# OBJECTIVE
Put the lines of the listing below, from its first line through the line containing "barb-flag — [461, 242, 468, 246]", into a numbered list, leaving out any blank lines.

begin STORED DATA

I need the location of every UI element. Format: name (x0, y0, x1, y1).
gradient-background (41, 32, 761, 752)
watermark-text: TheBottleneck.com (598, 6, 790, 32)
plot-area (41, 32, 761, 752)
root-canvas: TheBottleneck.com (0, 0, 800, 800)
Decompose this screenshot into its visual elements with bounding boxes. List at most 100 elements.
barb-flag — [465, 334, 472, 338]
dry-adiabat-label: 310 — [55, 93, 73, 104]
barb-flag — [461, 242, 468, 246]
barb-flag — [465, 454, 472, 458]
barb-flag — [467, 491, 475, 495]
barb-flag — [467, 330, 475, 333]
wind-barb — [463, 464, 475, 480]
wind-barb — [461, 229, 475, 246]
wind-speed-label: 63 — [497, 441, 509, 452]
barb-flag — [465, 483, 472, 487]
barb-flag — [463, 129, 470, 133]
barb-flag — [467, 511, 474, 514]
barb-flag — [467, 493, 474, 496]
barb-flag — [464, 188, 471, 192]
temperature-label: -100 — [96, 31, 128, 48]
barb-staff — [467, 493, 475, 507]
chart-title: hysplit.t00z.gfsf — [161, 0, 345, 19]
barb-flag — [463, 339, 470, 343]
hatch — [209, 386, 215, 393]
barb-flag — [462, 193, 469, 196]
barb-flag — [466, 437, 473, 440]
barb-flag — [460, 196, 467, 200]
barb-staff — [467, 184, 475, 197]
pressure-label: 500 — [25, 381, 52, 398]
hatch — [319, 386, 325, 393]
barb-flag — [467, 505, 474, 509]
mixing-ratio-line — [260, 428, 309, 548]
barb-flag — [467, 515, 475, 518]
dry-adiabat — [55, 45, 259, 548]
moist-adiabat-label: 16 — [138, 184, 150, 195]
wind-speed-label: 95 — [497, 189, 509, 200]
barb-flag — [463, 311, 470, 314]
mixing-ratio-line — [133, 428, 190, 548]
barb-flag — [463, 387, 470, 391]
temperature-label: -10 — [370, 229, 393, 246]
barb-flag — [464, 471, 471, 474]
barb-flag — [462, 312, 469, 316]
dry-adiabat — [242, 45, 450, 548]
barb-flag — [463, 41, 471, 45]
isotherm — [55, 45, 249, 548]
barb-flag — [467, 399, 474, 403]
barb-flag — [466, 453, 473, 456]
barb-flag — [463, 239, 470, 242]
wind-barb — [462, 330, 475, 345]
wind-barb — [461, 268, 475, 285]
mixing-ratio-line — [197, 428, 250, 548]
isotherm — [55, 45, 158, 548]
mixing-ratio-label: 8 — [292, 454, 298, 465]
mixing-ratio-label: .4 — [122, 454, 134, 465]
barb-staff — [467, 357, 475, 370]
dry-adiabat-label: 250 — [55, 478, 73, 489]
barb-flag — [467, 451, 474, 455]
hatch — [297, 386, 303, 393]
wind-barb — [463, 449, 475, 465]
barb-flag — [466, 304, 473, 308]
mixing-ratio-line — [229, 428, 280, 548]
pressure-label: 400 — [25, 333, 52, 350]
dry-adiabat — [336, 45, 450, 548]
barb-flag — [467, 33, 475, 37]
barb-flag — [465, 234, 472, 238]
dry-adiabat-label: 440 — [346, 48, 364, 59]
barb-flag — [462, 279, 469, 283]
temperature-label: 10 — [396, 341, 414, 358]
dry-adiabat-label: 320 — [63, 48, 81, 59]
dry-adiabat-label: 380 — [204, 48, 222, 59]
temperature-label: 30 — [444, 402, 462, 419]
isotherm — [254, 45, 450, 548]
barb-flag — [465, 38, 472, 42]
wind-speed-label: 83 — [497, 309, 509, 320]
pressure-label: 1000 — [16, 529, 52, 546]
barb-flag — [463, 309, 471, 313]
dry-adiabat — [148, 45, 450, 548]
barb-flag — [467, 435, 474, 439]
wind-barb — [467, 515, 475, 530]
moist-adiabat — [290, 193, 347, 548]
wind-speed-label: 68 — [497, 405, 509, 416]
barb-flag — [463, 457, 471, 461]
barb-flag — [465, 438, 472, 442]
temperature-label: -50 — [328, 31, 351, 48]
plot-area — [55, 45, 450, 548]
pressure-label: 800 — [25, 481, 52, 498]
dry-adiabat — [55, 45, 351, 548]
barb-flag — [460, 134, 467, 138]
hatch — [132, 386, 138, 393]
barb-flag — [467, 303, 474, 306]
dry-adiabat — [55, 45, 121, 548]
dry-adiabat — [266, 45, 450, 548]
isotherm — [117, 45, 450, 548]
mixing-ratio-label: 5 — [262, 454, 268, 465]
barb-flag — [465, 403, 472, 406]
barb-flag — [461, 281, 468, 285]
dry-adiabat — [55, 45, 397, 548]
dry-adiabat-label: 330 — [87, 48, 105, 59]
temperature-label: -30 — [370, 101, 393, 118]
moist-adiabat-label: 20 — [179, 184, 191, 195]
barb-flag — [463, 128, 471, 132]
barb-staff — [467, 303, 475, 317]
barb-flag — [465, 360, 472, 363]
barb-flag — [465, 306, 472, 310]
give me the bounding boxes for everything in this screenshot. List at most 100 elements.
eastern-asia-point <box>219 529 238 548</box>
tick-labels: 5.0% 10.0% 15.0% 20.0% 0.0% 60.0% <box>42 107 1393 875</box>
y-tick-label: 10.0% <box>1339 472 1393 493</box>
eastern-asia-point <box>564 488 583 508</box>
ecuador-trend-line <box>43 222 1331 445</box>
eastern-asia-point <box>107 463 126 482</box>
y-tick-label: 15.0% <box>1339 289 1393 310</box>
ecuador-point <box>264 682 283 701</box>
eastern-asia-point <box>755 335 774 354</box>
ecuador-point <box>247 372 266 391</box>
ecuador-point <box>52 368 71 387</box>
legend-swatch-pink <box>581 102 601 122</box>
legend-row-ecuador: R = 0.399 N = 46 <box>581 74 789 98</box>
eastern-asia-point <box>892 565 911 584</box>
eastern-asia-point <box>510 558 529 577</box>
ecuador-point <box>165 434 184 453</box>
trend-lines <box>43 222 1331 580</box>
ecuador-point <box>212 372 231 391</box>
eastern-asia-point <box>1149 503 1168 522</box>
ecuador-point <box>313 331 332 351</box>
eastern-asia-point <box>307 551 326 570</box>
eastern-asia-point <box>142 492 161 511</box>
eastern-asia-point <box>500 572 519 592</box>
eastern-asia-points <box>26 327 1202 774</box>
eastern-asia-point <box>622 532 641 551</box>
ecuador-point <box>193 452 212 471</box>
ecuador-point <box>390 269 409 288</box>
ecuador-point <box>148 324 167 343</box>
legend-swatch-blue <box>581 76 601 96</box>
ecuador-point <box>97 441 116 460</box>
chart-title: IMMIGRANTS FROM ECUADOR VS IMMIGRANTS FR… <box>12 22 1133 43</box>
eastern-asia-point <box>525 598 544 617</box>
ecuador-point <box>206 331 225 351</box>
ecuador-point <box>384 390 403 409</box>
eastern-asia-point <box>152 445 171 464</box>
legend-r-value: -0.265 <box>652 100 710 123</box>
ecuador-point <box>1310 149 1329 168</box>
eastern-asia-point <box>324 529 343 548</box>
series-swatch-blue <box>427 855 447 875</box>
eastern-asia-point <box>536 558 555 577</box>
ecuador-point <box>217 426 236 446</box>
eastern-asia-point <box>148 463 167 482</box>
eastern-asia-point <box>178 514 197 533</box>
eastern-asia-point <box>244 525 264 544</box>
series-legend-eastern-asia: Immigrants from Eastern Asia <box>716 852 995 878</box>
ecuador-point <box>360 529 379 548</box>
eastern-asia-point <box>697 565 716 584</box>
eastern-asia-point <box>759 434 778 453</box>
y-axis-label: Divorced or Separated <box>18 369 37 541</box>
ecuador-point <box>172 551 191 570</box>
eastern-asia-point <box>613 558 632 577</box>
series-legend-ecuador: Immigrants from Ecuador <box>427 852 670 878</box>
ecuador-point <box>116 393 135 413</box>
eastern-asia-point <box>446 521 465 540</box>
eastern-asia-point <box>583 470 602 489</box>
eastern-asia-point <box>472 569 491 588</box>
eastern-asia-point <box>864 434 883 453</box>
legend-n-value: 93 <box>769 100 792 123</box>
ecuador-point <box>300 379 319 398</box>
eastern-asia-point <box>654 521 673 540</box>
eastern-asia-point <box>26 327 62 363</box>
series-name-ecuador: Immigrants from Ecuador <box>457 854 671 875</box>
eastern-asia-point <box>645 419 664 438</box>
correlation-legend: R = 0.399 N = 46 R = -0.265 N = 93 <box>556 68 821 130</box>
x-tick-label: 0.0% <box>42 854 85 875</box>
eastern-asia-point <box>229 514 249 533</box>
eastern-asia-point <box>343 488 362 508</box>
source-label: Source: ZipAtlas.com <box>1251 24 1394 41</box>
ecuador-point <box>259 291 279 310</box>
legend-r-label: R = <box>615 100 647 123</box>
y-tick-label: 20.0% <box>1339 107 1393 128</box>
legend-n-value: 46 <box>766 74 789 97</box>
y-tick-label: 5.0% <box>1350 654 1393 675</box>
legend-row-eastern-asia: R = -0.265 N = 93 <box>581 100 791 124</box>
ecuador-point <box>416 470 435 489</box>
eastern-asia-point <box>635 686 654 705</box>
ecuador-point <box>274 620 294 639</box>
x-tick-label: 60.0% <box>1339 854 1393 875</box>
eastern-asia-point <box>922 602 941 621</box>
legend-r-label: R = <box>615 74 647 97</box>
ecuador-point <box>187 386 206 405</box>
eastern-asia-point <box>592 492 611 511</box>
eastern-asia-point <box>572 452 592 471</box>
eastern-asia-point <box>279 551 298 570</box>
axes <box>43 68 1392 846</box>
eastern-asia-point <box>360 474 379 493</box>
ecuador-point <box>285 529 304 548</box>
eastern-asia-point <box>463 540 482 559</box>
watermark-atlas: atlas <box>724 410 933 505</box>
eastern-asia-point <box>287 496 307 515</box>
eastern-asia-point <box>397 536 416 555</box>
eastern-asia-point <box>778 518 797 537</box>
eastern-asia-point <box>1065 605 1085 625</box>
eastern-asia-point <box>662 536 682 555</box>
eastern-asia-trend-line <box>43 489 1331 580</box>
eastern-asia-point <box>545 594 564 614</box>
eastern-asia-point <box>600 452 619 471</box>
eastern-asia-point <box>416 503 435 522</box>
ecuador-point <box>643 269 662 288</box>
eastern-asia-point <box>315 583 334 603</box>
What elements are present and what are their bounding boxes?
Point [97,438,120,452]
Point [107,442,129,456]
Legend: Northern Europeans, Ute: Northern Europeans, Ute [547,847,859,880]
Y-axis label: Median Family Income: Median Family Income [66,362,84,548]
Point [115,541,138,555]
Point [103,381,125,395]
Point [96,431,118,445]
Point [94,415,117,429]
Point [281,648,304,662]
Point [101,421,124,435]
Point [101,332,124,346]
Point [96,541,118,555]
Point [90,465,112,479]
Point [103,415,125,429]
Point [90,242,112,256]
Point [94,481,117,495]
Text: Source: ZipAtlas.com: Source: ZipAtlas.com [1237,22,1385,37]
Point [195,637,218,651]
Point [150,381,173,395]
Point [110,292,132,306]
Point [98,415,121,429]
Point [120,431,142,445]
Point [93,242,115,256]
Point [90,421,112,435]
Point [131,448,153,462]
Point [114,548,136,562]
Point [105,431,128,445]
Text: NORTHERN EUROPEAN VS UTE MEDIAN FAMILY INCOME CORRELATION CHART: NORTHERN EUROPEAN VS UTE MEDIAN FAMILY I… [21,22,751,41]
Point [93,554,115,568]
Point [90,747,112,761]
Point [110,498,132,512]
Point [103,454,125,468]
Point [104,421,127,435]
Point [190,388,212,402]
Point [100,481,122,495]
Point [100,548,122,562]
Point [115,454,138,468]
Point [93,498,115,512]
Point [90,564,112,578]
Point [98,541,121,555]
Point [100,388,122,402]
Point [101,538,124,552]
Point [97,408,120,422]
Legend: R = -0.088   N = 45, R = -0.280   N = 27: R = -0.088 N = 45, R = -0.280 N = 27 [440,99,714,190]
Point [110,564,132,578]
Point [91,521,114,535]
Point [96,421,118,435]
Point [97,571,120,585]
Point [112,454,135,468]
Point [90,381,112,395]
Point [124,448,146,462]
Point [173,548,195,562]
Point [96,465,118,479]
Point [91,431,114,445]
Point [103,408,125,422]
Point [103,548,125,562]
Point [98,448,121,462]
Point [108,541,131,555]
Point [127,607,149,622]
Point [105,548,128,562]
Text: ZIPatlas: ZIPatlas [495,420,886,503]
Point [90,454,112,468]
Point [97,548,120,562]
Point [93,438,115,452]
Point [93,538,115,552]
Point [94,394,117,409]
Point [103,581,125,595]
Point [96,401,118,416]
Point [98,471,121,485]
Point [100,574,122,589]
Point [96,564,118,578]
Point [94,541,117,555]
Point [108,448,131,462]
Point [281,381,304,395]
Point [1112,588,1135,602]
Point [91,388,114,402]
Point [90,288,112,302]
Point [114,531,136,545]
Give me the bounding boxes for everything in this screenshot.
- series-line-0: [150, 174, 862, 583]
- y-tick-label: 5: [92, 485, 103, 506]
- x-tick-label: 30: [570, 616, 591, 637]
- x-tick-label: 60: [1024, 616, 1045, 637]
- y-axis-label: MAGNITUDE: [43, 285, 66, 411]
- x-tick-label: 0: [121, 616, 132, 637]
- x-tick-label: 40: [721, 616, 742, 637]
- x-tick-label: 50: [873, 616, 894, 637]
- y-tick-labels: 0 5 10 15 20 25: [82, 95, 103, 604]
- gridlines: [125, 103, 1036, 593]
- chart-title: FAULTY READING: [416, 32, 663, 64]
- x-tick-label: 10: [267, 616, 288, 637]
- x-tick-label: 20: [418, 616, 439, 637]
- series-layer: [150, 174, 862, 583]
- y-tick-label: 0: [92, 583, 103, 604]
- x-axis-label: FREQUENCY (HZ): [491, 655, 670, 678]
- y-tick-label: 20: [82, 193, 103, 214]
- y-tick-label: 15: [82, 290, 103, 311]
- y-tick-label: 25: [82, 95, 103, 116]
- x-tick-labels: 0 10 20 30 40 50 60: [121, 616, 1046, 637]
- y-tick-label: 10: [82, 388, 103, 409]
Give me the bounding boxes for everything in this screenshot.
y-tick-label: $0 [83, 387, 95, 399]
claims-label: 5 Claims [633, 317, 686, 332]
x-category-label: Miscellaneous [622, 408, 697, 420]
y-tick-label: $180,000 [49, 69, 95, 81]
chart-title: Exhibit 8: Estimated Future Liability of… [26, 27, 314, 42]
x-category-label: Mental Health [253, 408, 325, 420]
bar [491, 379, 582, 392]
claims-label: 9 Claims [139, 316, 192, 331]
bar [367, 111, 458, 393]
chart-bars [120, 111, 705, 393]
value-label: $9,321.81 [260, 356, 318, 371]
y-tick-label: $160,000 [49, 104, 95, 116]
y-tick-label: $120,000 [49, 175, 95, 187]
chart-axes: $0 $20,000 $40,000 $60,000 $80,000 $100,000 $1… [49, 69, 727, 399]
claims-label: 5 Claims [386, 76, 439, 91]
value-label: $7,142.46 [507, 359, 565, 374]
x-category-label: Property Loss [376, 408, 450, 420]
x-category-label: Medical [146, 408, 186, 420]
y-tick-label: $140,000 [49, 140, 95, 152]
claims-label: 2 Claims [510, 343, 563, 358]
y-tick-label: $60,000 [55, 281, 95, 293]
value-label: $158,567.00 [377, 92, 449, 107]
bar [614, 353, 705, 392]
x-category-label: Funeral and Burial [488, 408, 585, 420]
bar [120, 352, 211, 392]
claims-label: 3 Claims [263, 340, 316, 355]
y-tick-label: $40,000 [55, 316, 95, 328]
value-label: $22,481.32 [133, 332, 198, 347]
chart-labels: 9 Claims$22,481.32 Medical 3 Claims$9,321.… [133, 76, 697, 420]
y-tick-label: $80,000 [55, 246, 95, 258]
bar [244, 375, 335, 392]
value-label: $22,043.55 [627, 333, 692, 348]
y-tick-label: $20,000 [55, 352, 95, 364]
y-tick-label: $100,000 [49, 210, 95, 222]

end STORED DATA

# EXERCISE RESPONSE
1. I need the location of every UI element. Format: name (x0, y0, x1, y1).
2. gradient-background (41, 32, 761, 752)
3. watermark-text: TheBottleneck.com (598, 6, 790, 32)
4. plot-area (41, 32, 761, 752)
5. root-canvas: TheBottleneck.com (0, 0, 800, 800)
6. Decompose this screenshot into its visual elements with bounding boxes. List at most 100 elements.
7. barb-flag — [465, 334, 472, 338]
8. dry-adiabat-label: 310 — [55, 93, 73, 104]
9. barb-flag — [461, 242, 468, 246]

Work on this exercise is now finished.